SET EXERCISE A: In the Rey de Reyes 2005 article, who faced Mini Psicosis in the semi-main event?

- Official logo of the Rey de Reyes broadcast
- Promotion: AAA
- Date: March 11, 2005
- City: Ciudad Madero, Tamaulipas, Mexico
- Venue: Convention Center

Event chronology
| ← Previous Guerra de Titanes | Next → Triplemanía XIII |

Rey de Reyes chronology
| ← Previous 2004 | Next → 2006 |

= Rey de Reyes (2005) =

2005 Lucha Libre AAA World Wide event

The Rey de Reyes 2005 (Spanish for "King of Kings") was the ninth annual Rey de Reyes professional wrestling tournament and show, produced by the Mexican wrestling promotion AAA. The event took place on March 11, 2005 in the Convention Center in Ciudad Madero, Tamaulipas, Mexico. The main focus of the 2005 Rey de Reyes show was the ninth annual Rey de Reyes tournament, which featured an elimination match with six men competing for the Rey de Reyes title. As in the previous year, TNA representatives competed in the finals. The finalists did not have to qualify but were announced in the weeks leading up to the events. The finalists were: La Parka, Latin Lover, Abismo Negro, Chessman, Jeff Jarrett, Konnan and Cibernético. The undercard included a Kick Boxing match between Humberto Galanez Gabuz and Ty Landez. In the semi-main event Octagoncito faced Mini Psicosis in a Lucha de Apuestas where both men put their masks on the line.

INFORMATION SUPPLIED:
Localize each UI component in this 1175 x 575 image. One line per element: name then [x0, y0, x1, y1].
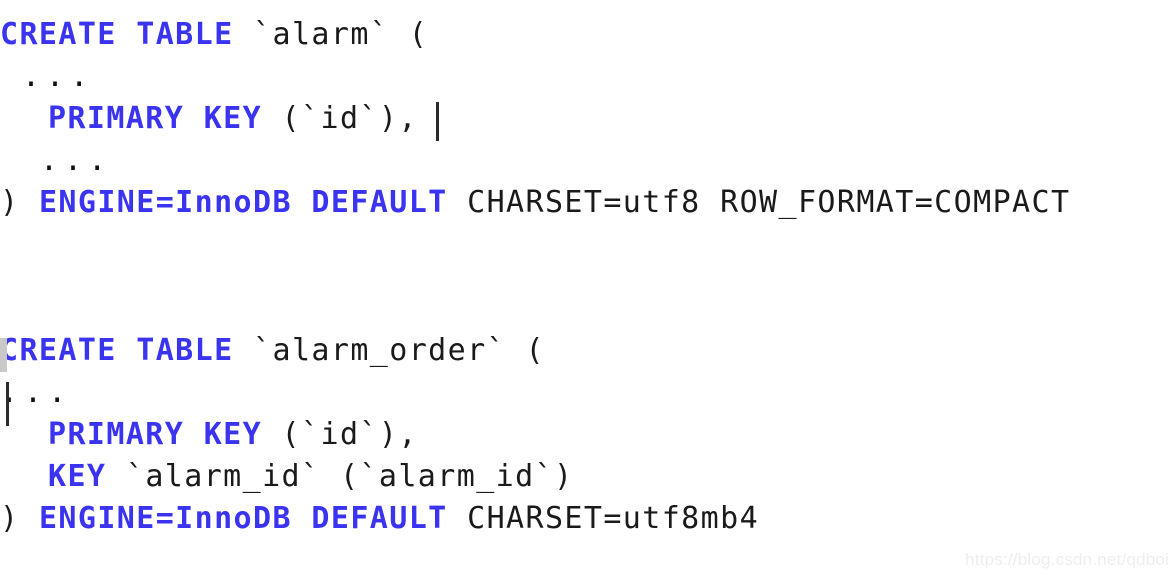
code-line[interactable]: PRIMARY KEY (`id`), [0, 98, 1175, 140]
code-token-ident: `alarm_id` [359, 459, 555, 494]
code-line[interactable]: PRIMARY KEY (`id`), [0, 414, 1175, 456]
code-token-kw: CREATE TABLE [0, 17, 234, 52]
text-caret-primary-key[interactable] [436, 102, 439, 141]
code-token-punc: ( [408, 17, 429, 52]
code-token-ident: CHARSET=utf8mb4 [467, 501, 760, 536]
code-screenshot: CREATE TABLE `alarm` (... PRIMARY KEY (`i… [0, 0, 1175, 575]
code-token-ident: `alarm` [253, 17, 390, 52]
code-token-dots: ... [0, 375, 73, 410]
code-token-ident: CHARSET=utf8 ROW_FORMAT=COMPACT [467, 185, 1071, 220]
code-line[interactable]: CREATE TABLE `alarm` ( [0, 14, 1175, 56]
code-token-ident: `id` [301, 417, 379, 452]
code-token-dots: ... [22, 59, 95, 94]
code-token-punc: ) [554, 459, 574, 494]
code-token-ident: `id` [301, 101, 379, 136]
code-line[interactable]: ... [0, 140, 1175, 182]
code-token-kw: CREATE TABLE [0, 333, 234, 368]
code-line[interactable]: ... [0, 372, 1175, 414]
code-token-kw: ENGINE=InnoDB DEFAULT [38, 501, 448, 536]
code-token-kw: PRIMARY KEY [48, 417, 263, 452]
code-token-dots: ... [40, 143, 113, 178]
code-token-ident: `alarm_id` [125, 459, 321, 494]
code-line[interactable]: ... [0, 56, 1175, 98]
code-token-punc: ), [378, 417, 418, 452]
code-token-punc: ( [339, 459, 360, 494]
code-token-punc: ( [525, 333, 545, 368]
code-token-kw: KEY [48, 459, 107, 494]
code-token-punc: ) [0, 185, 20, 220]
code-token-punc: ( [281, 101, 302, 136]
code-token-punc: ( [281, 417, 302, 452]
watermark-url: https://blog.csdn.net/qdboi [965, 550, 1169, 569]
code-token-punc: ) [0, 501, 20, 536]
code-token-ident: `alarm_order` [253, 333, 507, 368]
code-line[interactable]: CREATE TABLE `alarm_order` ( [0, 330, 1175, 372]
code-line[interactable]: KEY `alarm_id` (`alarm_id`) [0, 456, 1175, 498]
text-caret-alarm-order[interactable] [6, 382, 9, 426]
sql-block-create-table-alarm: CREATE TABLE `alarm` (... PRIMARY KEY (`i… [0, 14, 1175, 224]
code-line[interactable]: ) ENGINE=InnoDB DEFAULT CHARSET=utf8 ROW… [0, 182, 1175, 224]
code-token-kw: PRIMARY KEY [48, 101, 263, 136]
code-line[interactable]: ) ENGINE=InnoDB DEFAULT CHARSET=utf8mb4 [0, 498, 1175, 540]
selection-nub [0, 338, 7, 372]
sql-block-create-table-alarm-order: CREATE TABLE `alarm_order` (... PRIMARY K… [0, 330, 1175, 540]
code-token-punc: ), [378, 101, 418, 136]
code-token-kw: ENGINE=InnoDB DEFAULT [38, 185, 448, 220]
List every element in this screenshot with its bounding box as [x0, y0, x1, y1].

SET EXERCISE B: Select every line of the records that contains the string "this", treating uppercase and lowercase as different.

WRITTEN REPLY A: Octagoncito

WRITTEN REPLY B:
Localize each UI component in this 1175 x 575 image. One line per element: name then [x0, y0, x1, y1].
List every element in this screenshot with its bounding box as [x0, y0, x1, y1].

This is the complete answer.